[RECORD LIST]:
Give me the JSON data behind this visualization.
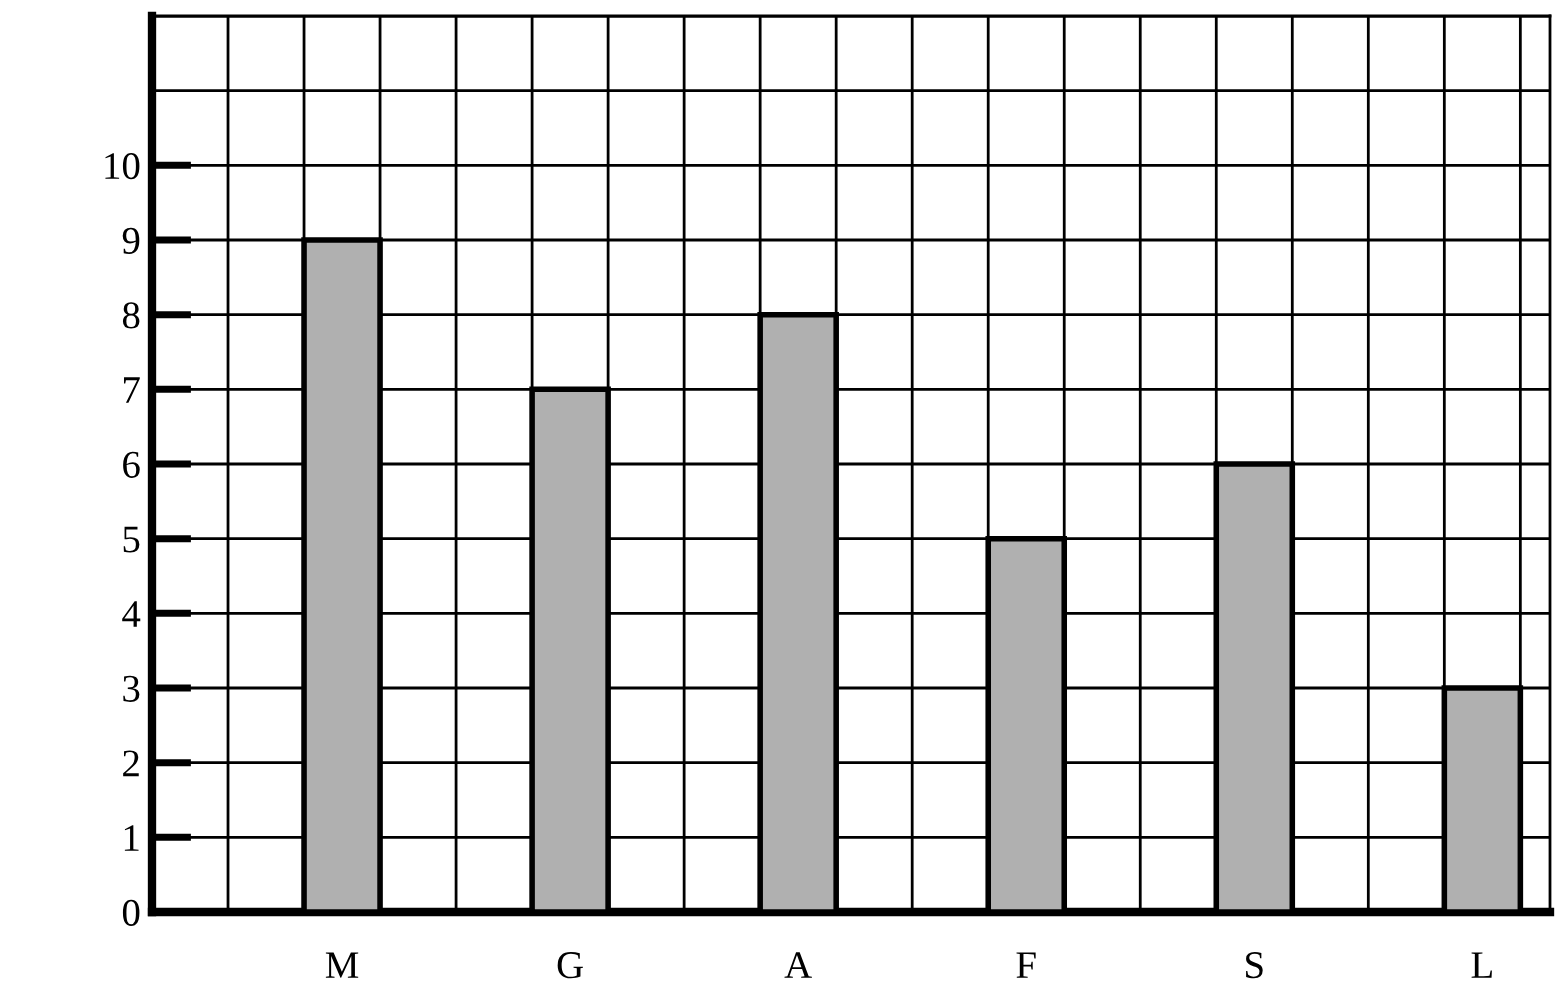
{
  "chart_data": {
    "type": "bar",
    "categories": [
      "M",
      "G",
      "A",
      "F",
      "S",
      "L"
    ],
    "values": [
      9,
      7,
      8,
      5,
      6,
      3
    ],
    "color": "#b0b0b0",
    "ylim": [
      0,
      12
    ],
    "yticks": [
      0,
      1,
      2,
      3,
      4,
      5,
      6,
      7,
      8,
      9,
      10
    ],
    "grid": true
  }
}
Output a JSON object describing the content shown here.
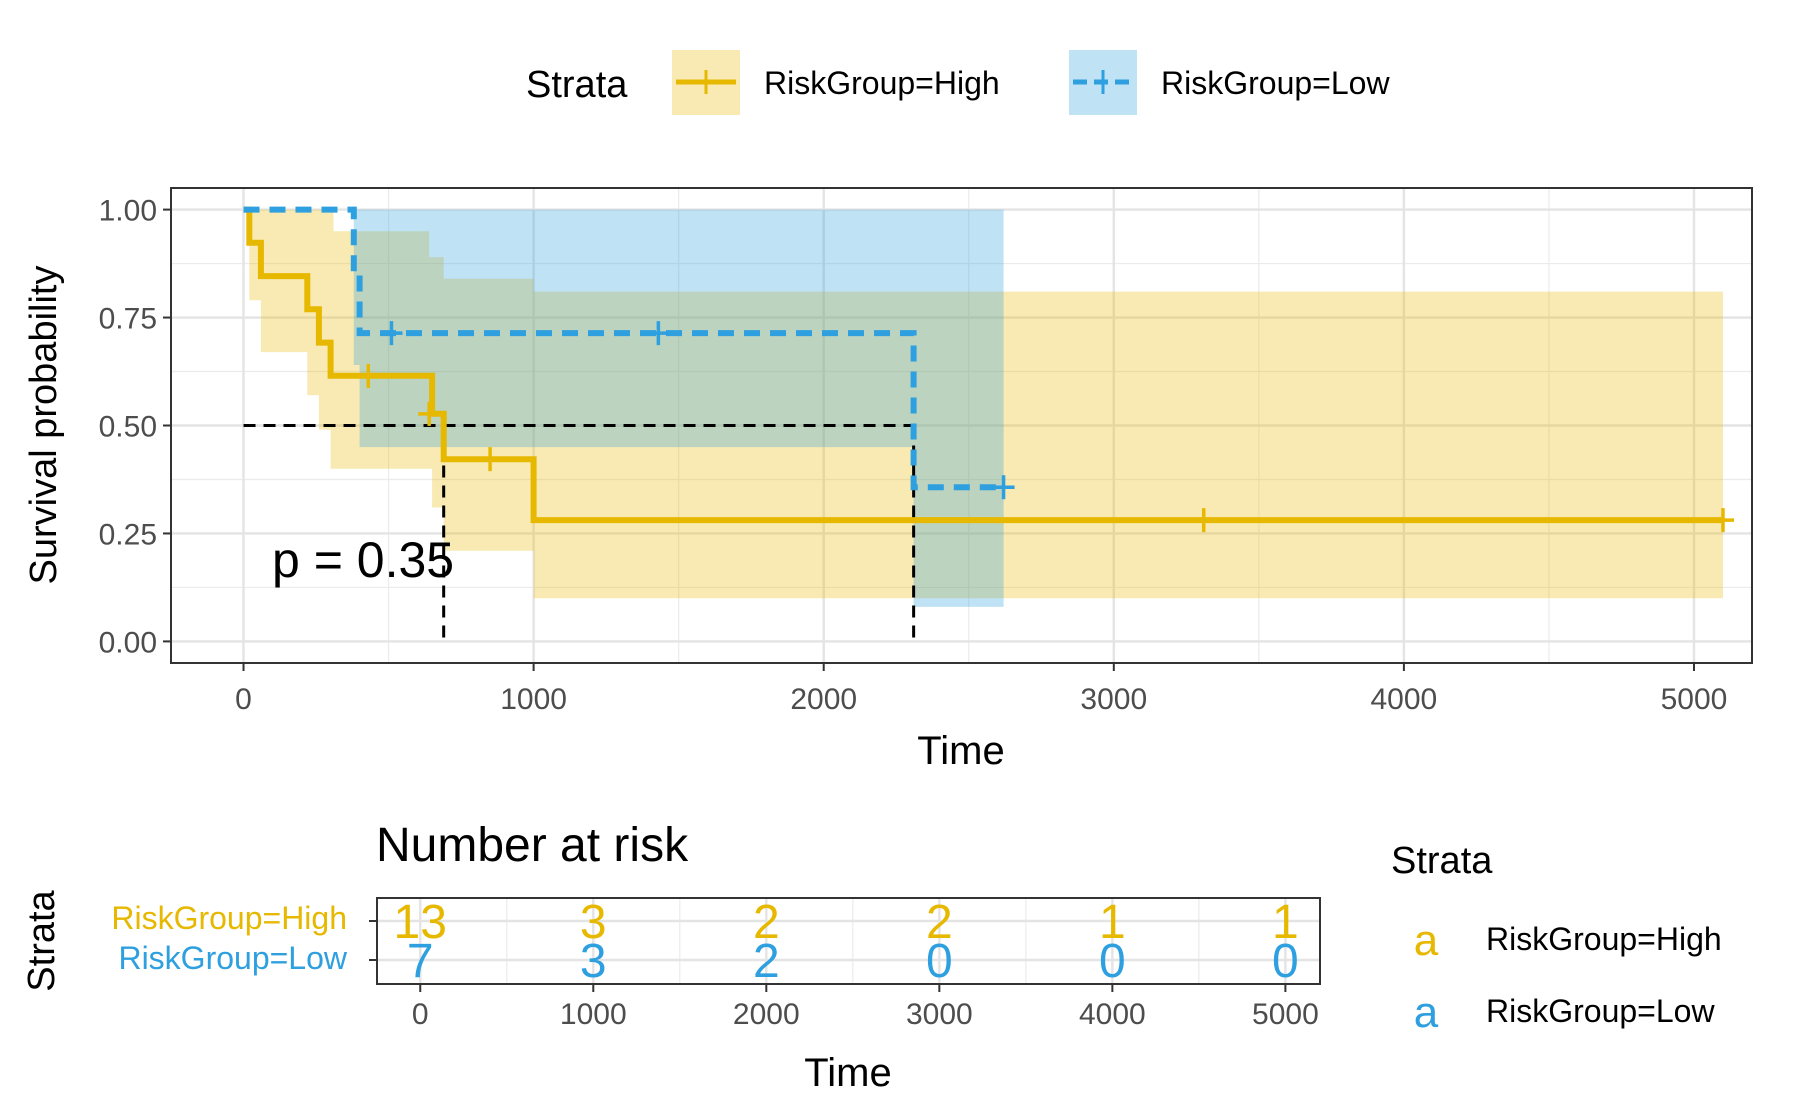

[TASK PROMPT]:
In your copy, leave out the pictures and reproduce the material above exactly.

[TASK ANSWER]:
Give me the JSON data behind this visualization.
{
  "chart_data": {
    "type": "bar",
    "categories": [
      "M",
      "G",
      "A",
      "F",
      "S",
      "L"
    ],
    "values": [
      9,
      7,
      8,
      5,
      6,
      3
    ],
    "color": "#b0b0b0",
    "ylim": [
      0,
      12
    ],
    "yticks": [
      0,
      1,
      2,
      3,
      4,
      5,
      6,
      7,
      8,
      9,
      10
    ],
    "grid": true
  }
}
Output a JSON object describing the content shown here.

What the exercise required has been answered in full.